### Set exercise
Write out every entry precisely as given, leaving the pictures out.
## Begin Records provided
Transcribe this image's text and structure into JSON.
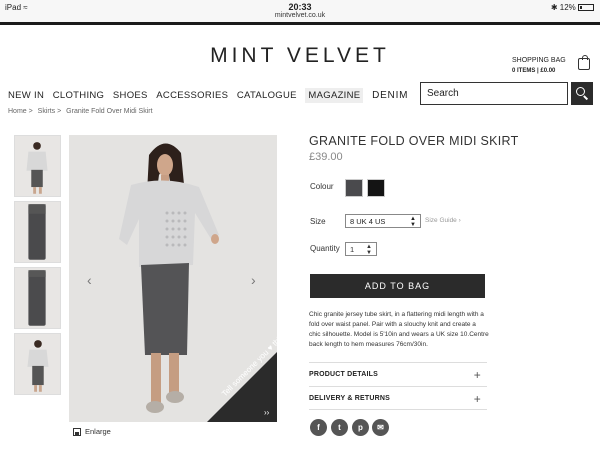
{
  "status": {
    "device": "iPad",
    "time": "20:33",
    "url": "mintvelvet.co.uk",
    "battery": "12%"
  },
  "header": {
    "logo": "MINT VELVET",
    "bag_title": "SHOPPING BAG",
    "bag_summary": "0 ITEMS | £0.00"
  },
  "nav": {
    "items": [
      "NEW IN",
      "CLOTHING",
      "SHOES",
      "ACCESSORIES",
      "CATALOGUE",
      "MAGAZINE",
      "DENIM"
    ]
  },
  "search": {
    "placeholder": "Search"
  },
  "breadcrumb": [
    "Home >",
    "Skirts >",
    "Granite Fold Over Midi Skirt"
  ],
  "gallery": {
    "tell_text": "Tell someone you ♥ this!",
    "enlarge_label": "Enlarge"
  },
  "product": {
    "title": "GRANITE FOLD OVER MIDI SKIRT",
    "price": "£39.00",
    "colour_label": "Colour",
    "swatch_colors": [
      "#4a4a4d",
      "#141414"
    ],
    "size_label": "Size",
    "size_value": "8 UK 4 US",
    "size_guide": "Size Guide ›",
    "quantity_label": "Quantity",
    "quantity_value": "1",
    "add_to_bag": "ADD TO BAG",
    "description": "Chic granite jersey tube skirt, in a flattering midi length with a fold over waist panel. Pair with a slouchy knit and create a chic silhouette. Model is 5'10in and wears a UK size 10.Centre back length to hem measures 76cm/30in.",
    "accordion": [
      "PRODUCT DETAILS",
      "DELIVERY & RETURNS"
    ]
  },
  "social_icons": [
    "facebook-icon",
    "twitter-icon",
    "pinterest-icon",
    "email-icon"
  ]
}
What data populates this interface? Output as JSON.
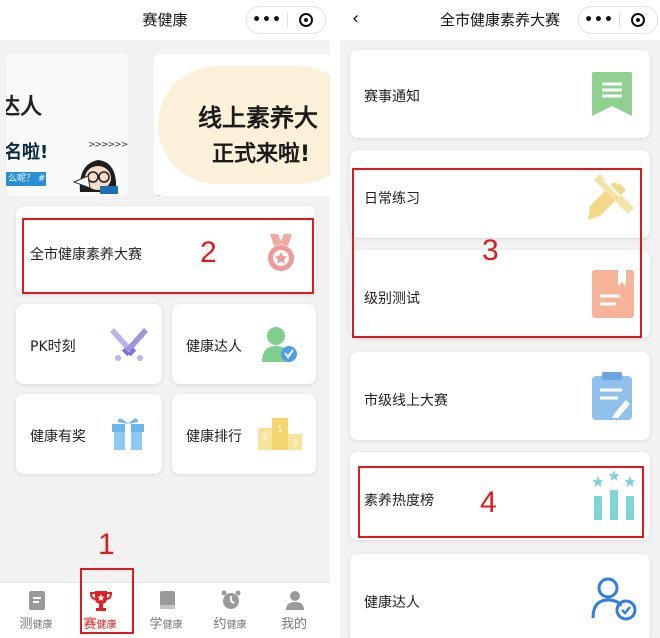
{
  "left": {
    "title": "赛健康",
    "capsule": {
      "more": "•••",
      "close_icon": "target-icon"
    },
    "banner1": {
      "big": "达人",
      "row": "名啦!",
      "strip": "么呢？ #",
      "zz": ">>>>>>"
    },
    "banner2": {
      "line1": "线上素养大",
      "line2": "正式来啦!"
    },
    "main_card": {
      "label": "全市健康素养大赛",
      "icon": "medal-icon",
      "color": "#f19999"
    },
    "grid": [
      {
        "label": "PK时刻",
        "icon": "crossed-swords-icon"
      },
      {
        "label": "健康达人",
        "icon": "user-check-icon"
      },
      {
        "label": "健康有奖",
        "icon": "gift-icon"
      },
      {
        "label": "健康排行",
        "icon": "podium-icon"
      }
    ],
    "tabs": [
      {
        "prefix": "测",
        "suffix": "健康",
        "icon": "clipboard-icon",
        "active": false
      },
      {
        "prefix": "赛",
        "suffix": "健康",
        "icon": "trophy-icon",
        "active": true
      },
      {
        "prefix": "学",
        "suffix": "健康",
        "icon": "book-icon",
        "active": false
      },
      {
        "prefix": "约",
        "suffix": "健康",
        "icon": "alarm-clock-icon",
        "active": false
      },
      {
        "prefix": "我的",
        "suffix": "",
        "icon": "person-icon",
        "active": false
      }
    ]
  },
  "right": {
    "title": "全市健康素养大赛",
    "back": "‹",
    "capsule": {
      "more": "•••",
      "close_icon": "target-icon"
    },
    "cards": [
      {
        "label": "赛事通知",
        "icon": "bookmark-list-icon",
        "color": "#8fd18f"
      },
      {
        "label": "日常练习",
        "icon": "pencils-icon",
        "color": "#f2d98a"
      },
      {
        "label": "级别测试",
        "icon": "book-bookmark-icon",
        "color": "#f5b49a"
      },
      {
        "label": "市级线上大赛",
        "icon": "clipboard-pen-icon",
        "color": "#8fc1ec"
      },
      {
        "label": "素养热度榜",
        "icon": "chart-stars-icon",
        "color": "#7fd4d8"
      },
      {
        "label": "健康达人",
        "icon": "user-check-outline-icon",
        "color": "#2f7ee0"
      }
    ]
  },
  "annotations": [
    "1",
    "2",
    "3",
    "4"
  ],
  "colors": {
    "annotation": "#e01a1a",
    "tab_active": "#e02020"
  }
}
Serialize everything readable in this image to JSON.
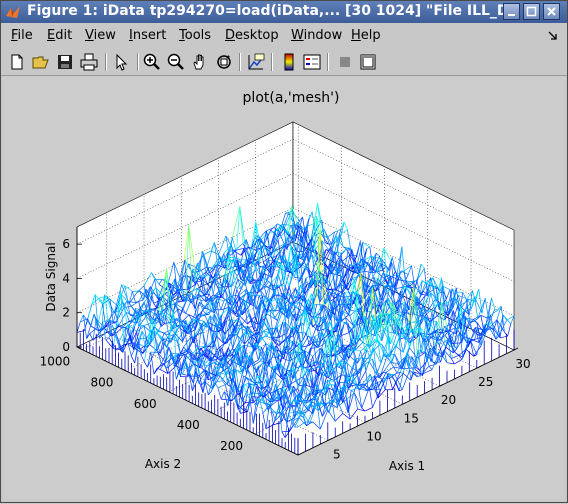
{
  "window": {
    "title": "Figure 1: iData tp294270=load(iData,... [30  1024] \"File ILL_D"
  },
  "menu": [
    "File",
    "Edit",
    "View",
    "Insert",
    "Tools",
    "Desktop",
    "Window",
    "Help"
  ],
  "menu_underline": [
    "F",
    "E",
    "V",
    "I",
    "T",
    "D",
    "W",
    "H"
  ],
  "toolbar_icons": [
    "new-file-icon",
    "open-folder-icon",
    "save-icon",
    "print-icon",
    "pointer-icon",
    "zoom-in-icon",
    "zoom-out-icon",
    "pan-icon",
    "rotate-3d-icon",
    "data-cursor-icon",
    "colorbar-icon",
    "legend-icon",
    "hide-plot-tools-icon",
    "show-plot-tools-icon"
  ],
  "chart_data": {
    "type": "mesh",
    "title": "plot(a,'mesh')",
    "xlabel": "Axis 1",
    "ylabel": "Axis 2",
    "zlabel": "Data Signal",
    "xticks": [
      5,
      10,
      15,
      20,
      25,
      30
    ],
    "yticks": [
      200,
      400,
      600,
      800,
      1000
    ],
    "zticks": [
      0,
      2,
      4,
      6
    ],
    "xlim": [
      1,
      30
    ],
    "ylim": [
      1,
      1024
    ],
    "zlim": [
      0,
      7
    ],
    "grid": true,
    "data_size": [
      30,
      1024
    ],
    "peak_z": 6.2
  }
}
## End Records provided
### Exercise response
Transcribe this image's text and structure into JSON.
{
  "status": {
    "device": "iPad",
    "time": "20:33",
    "url": "mintvelvet.co.uk",
    "battery": "12%"
  },
  "header": {
    "logo": "MINT VELVET",
    "bag_title": "SHOPPING BAG",
    "bag_summary": "0 ITEMS | £0.00"
  },
  "nav": {
    "items": [
      "NEW IN",
      "CLOTHING",
      "SHOES",
      "ACCESSORIES",
      "CATALOGUE",
      "MAGAZINE",
      "DENIM"
    ]
  },
  "search": {
    "placeholder": "Search"
  },
  "breadcrumb": [
    "Home >",
    "Skirts >",
    "Granite Fold Over Midi Skirt"
  ],
  "gallery": {
    "tell_text": "Tell someone you ♥ this!",
    "enlarge_label": "Enlarge"
  },
  "product": {
    "title": "GRANITE FOLD OVER MIDI SKIRT",
    "price": "£39.00",
    "colour_label": "Colour",
    "swatch_colors": [
      "#4a4a4d",
      "#141414"
    ],
    "size_label": "Size",
    "size_value": "8 UK 4 US",
    "size_guide": "Size Guide ›",
    "quantity_label": "Quantity",
    "quantity_value": "1",
    "add_to_bag": "ADD TO BAG",
    "description": "Chic granite jersey tube skirt, in a flattering midi length with a fold over waist panel. Pair with a slouchy knit and create a chic silhouette. Model is 5'10in and wears a UK size 10.Centre back length to hem measures 76cm/30in.",
    "accordion": [
      "PRODUCT DETAILS",
      "DELIVERY & RETURNS"
    ]
  },
  "social_icons": [
    "facebook-icon",
    "twitter-icon",
    "pinterest-icon",
    "email-icon"
  ]
}
What data populates this interface? Output as JSON.
{
  "left": {
    "title": "赛健康",
    "capsule": {
      "more": "•••",
      "close_icon": "target-icon"
    },
    "banner1": {
      "big": "达人",
      "row": "名啦!",
      "strip": "么呢？ #",
      "zz": ">>>>>>"
    },
    "banner2": {
      "line1": "线上素养大",
      "line2": "正式来啦!"
    },
    "main_card": {
      "label": "全市健康素养大赛",
      "icon": "medal-icon",
      "color": "#f19999"
    },
    "grid": [
      {
        "label": "PK时刻",
        "icon": "crossed-swords-icon"
      },
      {
        "label": "健康达人",
        "icon": "user-check-icon"
      },
      {
        "label": "健康有奖",
        "icon": "gift-icon"
      },
      {
        "label": "健康排行",
        "icon": "podium-icon"
      }
    ],
    "tabs": [
      {
        "prefix": "测",
        "suffix": "健康",
        "icon": "clipboard-icon",
        "active": false
      },
      {
        "prefix": "赛",
        "suffix": "健康",
        "icon": "trophy-icon",
        "active": true
      },
      {
        "prefix": "学",
        "suffix": "健康",
        "icon": "book-icon",
        "active": false
      },
      {
        "prefix": "约",
        "suffix": "健康",
        "icon": "alarm-clock-icon",
        "active": false
      },
      {
        "prefix": "我的",
        "suffix": "",
        "icon": "person-icon",
        "active": false
      }
    ]
  },
  "right": {
    "title": "全市健康素养大赛",
    "back": "‹",
    "capsule": {
      "more": "•••",
      "close_icon": "target-icon"
    },
    "cards": [
      {
        "label": "赛事通知",
        "icon": "bookmark-list-icon",
        "color": "#8fd18f"
      },
      {
        "label": "日常练习",
        "icon": "pencils-icon",
        "color": "#f2d98a"
      },
      {
        "label": "级别测试",
        "icon": "book-bookmark-icon",
        "color": "#f5b49a"
      },
      {
        "label": "市级线上大赛",
        "icon": "clipboard-pen-icon",
        "color": "#8fc1ec"
      },
      {
        "label": "素养热度榜",
        "icon": "chart-stars-icon",
        "color": "#7fd4d8"
      },
      {
        "label": "健康达人",
        "icon": "user-check-outline-icon",
        "color": "#2f7ee0"
      }
    ]
  },
  "annotations": [
    "1",
    "2",
    "3",
    "4"
  ],
  "colors": {
    "annotation": "#e01a1a",
    "tab_active": "#e02020"
  }
}
Serialize everything readable in this image to JSON.
{
  "window": {
    "title": "Figure 1: iData tp294270=load(iData,... [30  1024] \"File ILL_D"
  },
  "menu": [
    "File",
    "Edit",
    "View",
    "Insert",
    "Tools",
    "Desktop",
    "Window",
    "Help"
  ],
  "menu_underline": [
    "F",
    "E",
    "V",
    "I",
    "T",
    "D",
    "W",
    "H"
  ],
  "toolbar_icons": [
    "new-file-icon",
    "open-folder-icon",
    "save-icon",
    "print-icon",
    "pointer-icon",
    "zoom-in-icon",
    "zoom-out-icon",
    "pan-icon",
    "rotate-3d-icon",
    "data-cursor-icon",
    "colorbar-icon",
    "legend-icon",
    "hide-plot-tools-icon",
    "show-plot-tools-icon"
  ],
  "chart_data": {
    "type": "mesh",
    "title": "plot(a,'mesh')",
    "xlabel": "Axis 1",
    "ylabel": "Axis 2",
    "zlabel": "Data Signal",
    "xticks": [
      5,
      10,
      15,
      20,
      25,
      30
    ],
    "yticks": [
      200,
      400,
      600,
      800,
      1000
    ],
    "zticks": [
      0,
      2,
      4,
      6
    ],
    "xlim": [
      1,
      30
    ],
    "ylim": [
      1,
      1024
    ],
    "zlim": [
      0,
      7
    ],
    "grid": true,
    "data_size": [
      30,
      1024
    ],
    "peak_z": 6.2
  }
}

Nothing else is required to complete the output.